*GOAL OF THE EXERCISE:* Copy each line holding the string "либо".
=== SUPPLIED DATA ===
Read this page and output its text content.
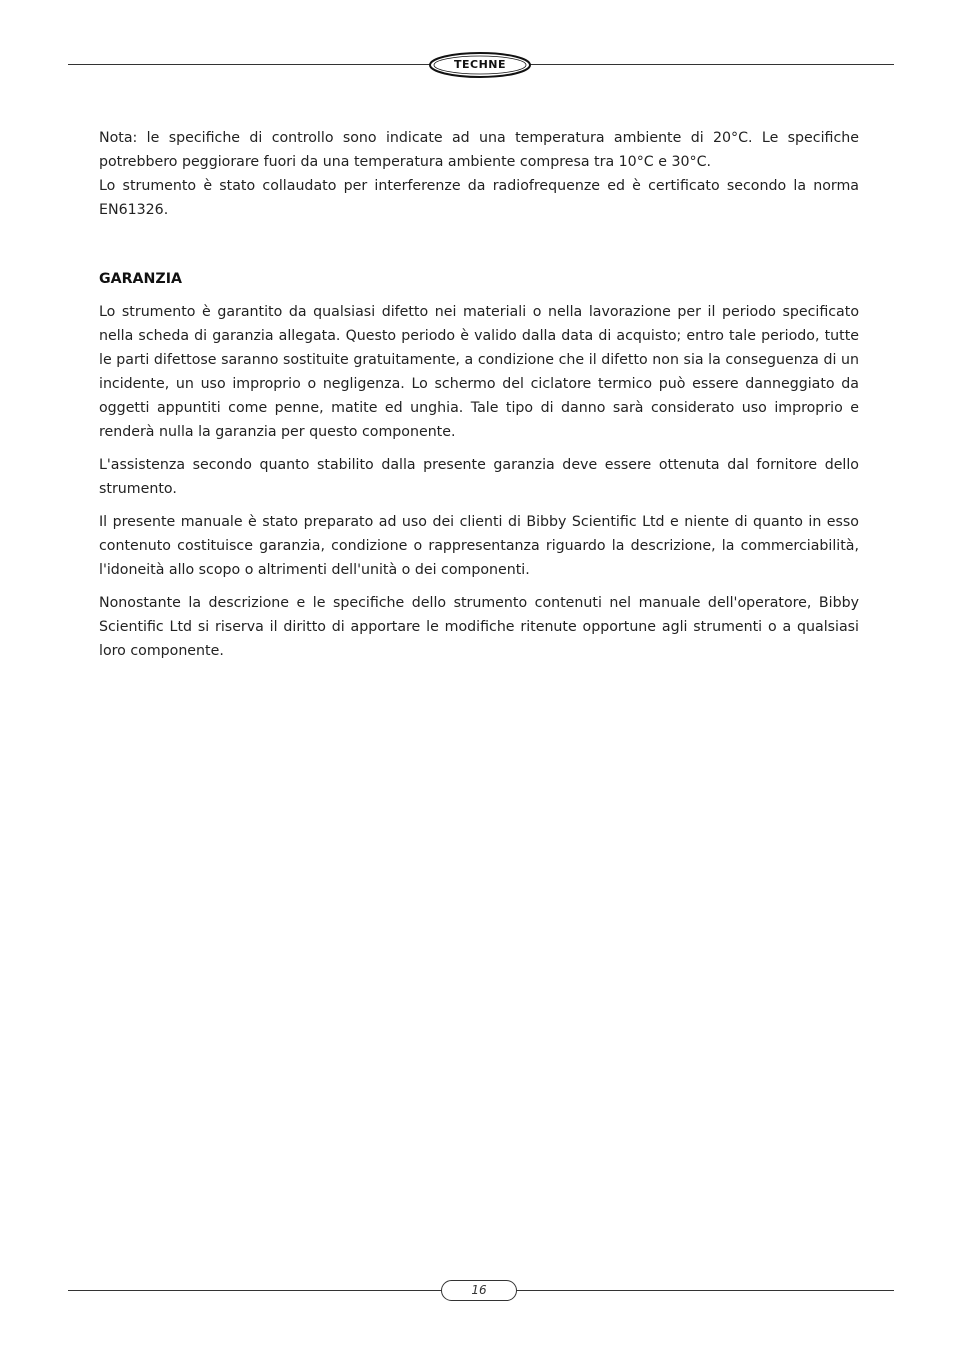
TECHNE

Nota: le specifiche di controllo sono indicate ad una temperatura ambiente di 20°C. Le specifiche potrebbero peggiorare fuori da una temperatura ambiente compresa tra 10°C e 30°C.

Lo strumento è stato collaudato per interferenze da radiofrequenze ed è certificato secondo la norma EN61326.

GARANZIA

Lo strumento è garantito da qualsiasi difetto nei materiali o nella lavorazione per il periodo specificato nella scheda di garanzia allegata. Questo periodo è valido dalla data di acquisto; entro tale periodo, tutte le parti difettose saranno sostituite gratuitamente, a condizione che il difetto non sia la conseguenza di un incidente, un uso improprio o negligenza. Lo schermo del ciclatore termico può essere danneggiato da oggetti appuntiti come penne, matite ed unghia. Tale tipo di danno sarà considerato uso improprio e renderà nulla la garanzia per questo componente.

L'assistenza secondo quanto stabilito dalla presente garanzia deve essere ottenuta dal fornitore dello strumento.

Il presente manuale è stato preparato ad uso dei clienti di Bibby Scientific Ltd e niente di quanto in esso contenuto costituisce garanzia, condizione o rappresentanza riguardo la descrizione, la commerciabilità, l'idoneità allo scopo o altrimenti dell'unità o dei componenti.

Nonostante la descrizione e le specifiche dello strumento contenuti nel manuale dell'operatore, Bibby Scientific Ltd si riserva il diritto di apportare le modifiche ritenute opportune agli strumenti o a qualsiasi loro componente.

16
===
=== SUPPLIED DATA ===
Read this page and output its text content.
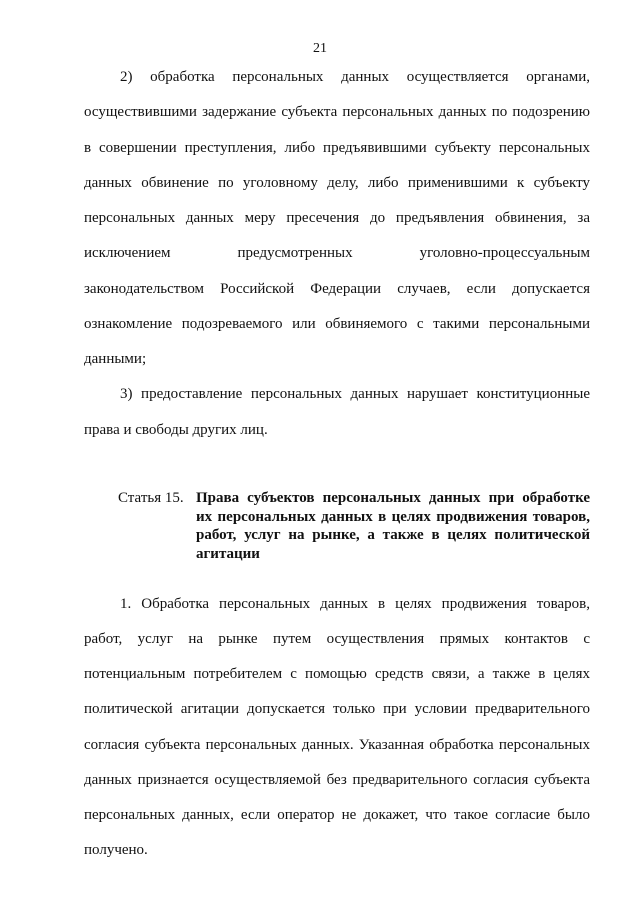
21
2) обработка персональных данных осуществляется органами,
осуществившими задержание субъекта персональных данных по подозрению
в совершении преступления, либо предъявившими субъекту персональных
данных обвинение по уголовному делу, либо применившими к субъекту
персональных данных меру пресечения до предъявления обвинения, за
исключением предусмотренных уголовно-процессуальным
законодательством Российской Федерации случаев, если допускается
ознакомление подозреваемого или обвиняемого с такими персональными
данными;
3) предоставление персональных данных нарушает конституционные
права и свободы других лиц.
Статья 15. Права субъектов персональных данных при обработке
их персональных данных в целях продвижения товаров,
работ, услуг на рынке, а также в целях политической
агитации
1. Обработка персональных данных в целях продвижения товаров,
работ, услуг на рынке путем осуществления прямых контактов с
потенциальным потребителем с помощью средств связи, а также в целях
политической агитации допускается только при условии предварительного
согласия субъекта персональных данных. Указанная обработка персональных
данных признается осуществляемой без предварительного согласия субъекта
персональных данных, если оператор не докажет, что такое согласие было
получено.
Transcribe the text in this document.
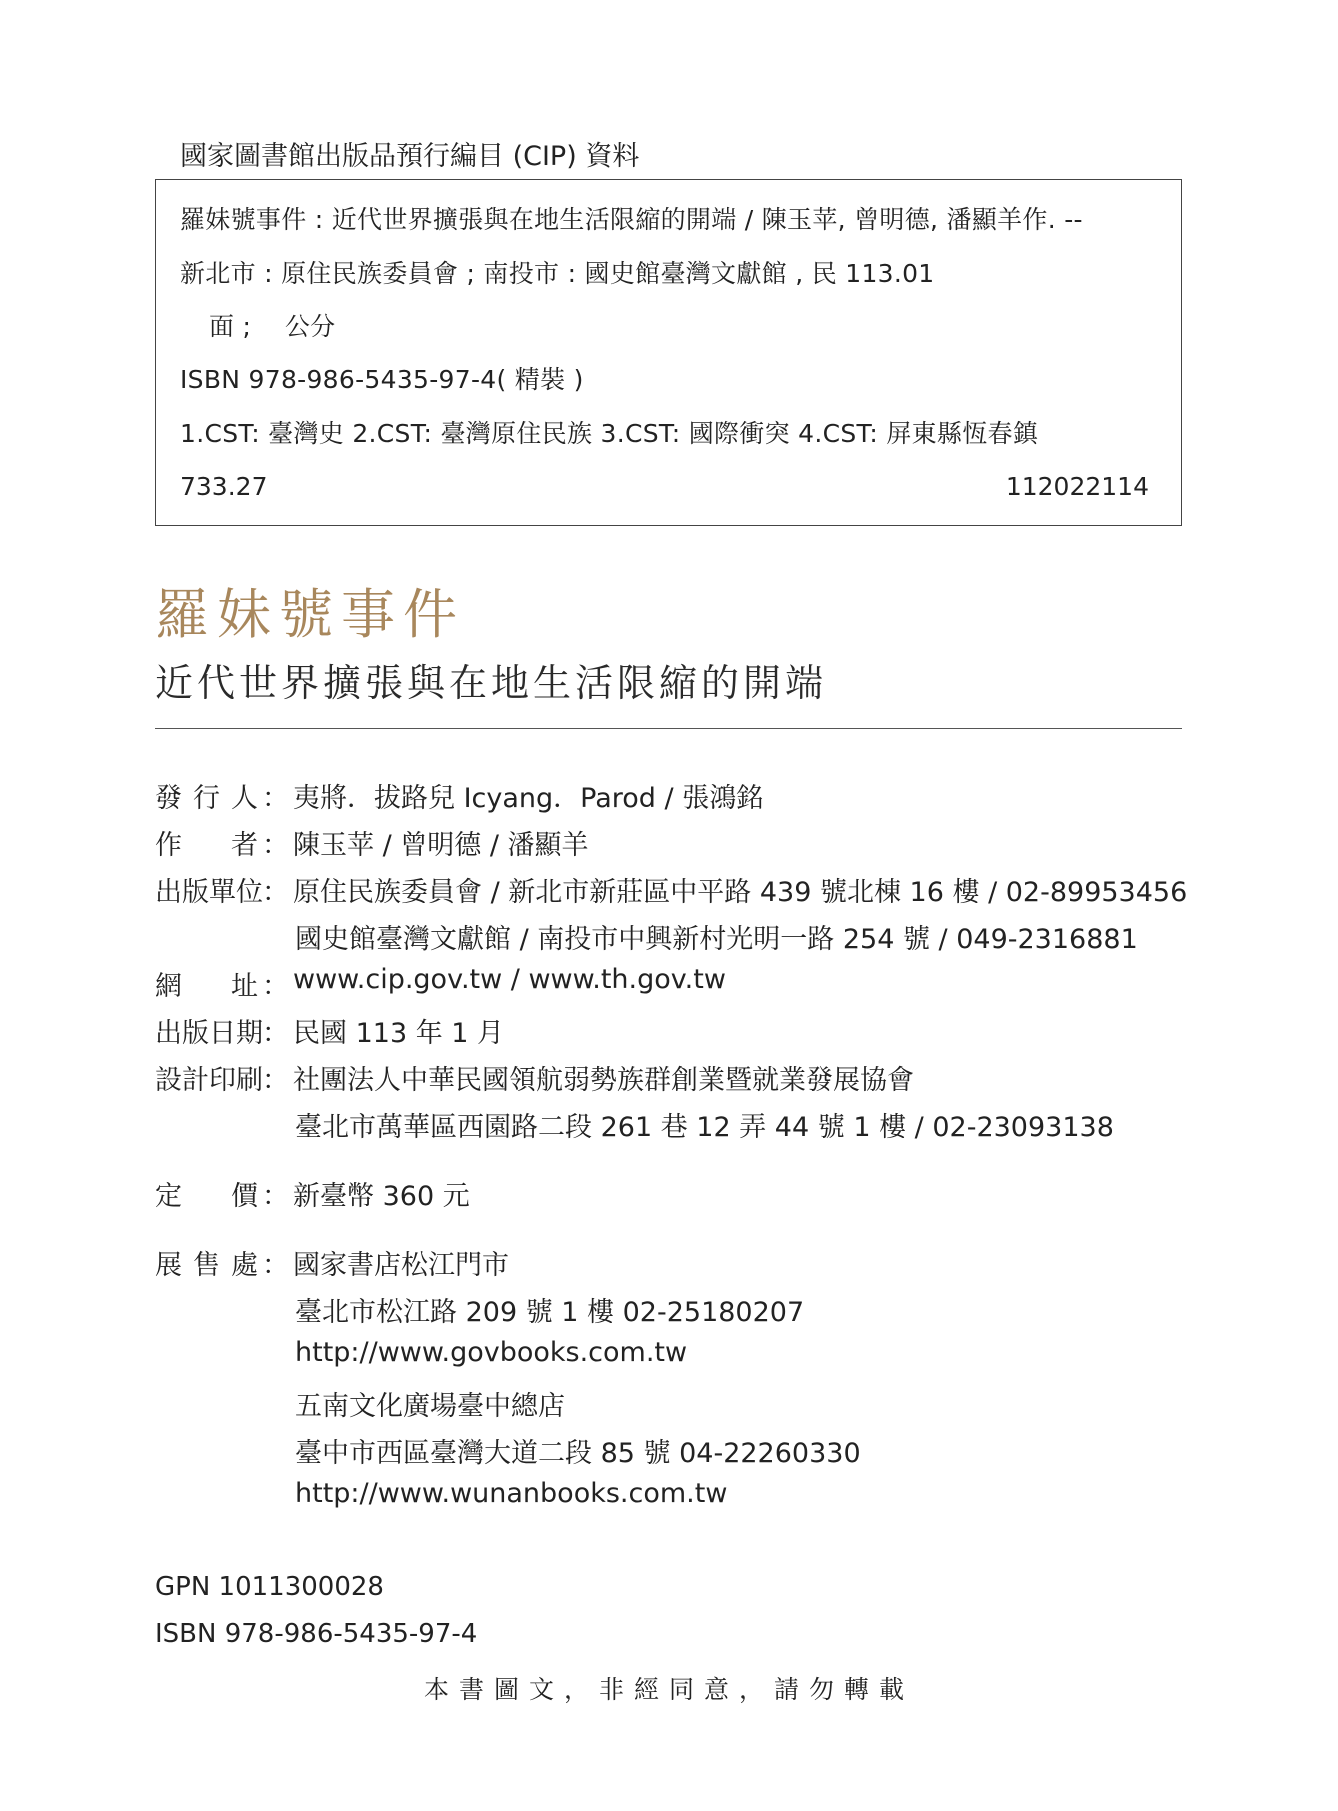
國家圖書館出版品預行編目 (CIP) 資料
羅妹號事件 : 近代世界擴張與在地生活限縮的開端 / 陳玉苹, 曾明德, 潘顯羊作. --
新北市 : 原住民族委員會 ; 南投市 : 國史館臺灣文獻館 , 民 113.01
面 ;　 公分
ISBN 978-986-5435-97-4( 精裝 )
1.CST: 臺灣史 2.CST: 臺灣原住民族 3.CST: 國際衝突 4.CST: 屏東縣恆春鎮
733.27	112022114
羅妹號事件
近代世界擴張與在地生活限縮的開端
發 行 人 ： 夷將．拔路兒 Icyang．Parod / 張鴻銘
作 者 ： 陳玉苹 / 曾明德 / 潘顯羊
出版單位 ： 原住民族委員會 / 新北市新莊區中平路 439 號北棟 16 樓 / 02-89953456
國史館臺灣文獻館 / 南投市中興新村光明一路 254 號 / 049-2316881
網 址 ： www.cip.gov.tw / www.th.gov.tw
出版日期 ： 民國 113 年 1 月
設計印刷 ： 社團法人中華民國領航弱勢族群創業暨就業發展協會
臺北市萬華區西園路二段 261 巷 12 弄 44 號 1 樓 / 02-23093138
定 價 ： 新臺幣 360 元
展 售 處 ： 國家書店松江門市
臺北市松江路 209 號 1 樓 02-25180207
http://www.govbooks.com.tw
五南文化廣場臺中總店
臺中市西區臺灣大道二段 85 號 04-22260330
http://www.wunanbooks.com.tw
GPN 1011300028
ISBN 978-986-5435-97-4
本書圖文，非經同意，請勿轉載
===
=== SUPPLIED DATA ===
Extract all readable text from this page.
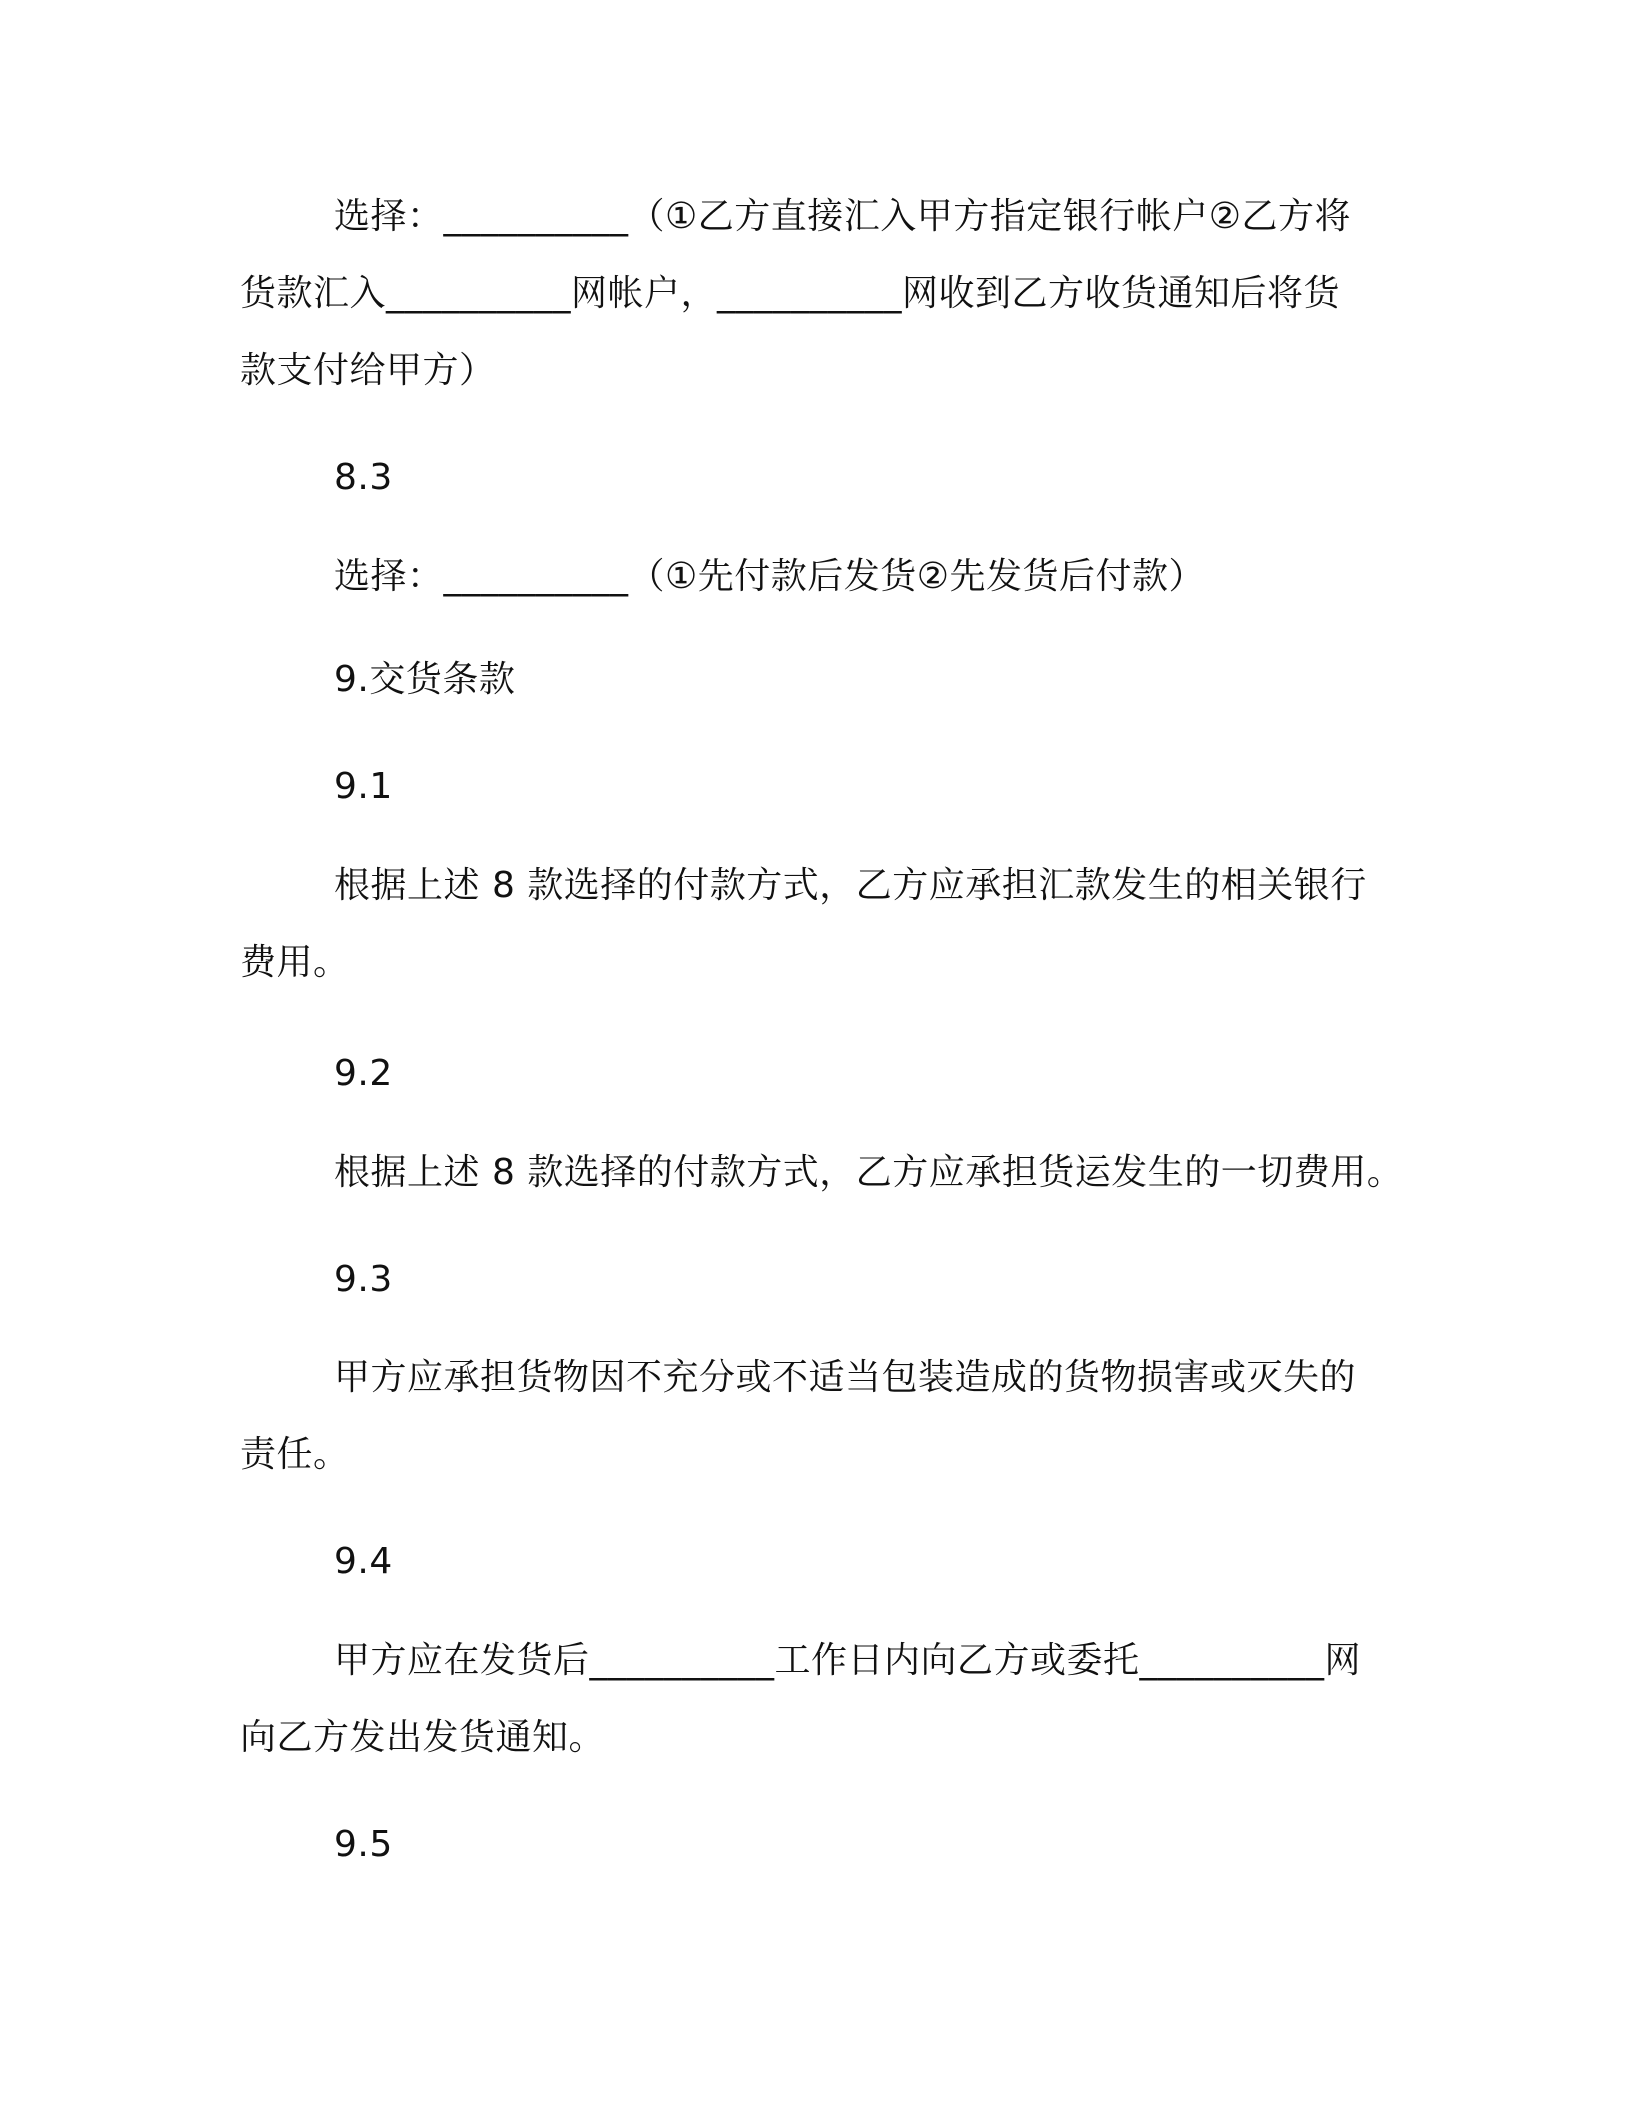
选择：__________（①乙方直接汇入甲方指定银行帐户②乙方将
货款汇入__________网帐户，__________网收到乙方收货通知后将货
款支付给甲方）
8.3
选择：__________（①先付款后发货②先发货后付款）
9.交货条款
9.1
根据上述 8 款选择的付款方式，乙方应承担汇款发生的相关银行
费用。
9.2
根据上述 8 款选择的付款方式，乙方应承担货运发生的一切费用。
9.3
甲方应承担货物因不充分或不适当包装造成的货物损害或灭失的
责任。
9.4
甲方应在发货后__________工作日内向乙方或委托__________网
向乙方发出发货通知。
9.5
===
*ANSWER FOR THIS EXERCISE:*
в совершении преступления, либо предъявившими субъекту персональных
данных обвинение по уголовному делу, либо применившими к субъекту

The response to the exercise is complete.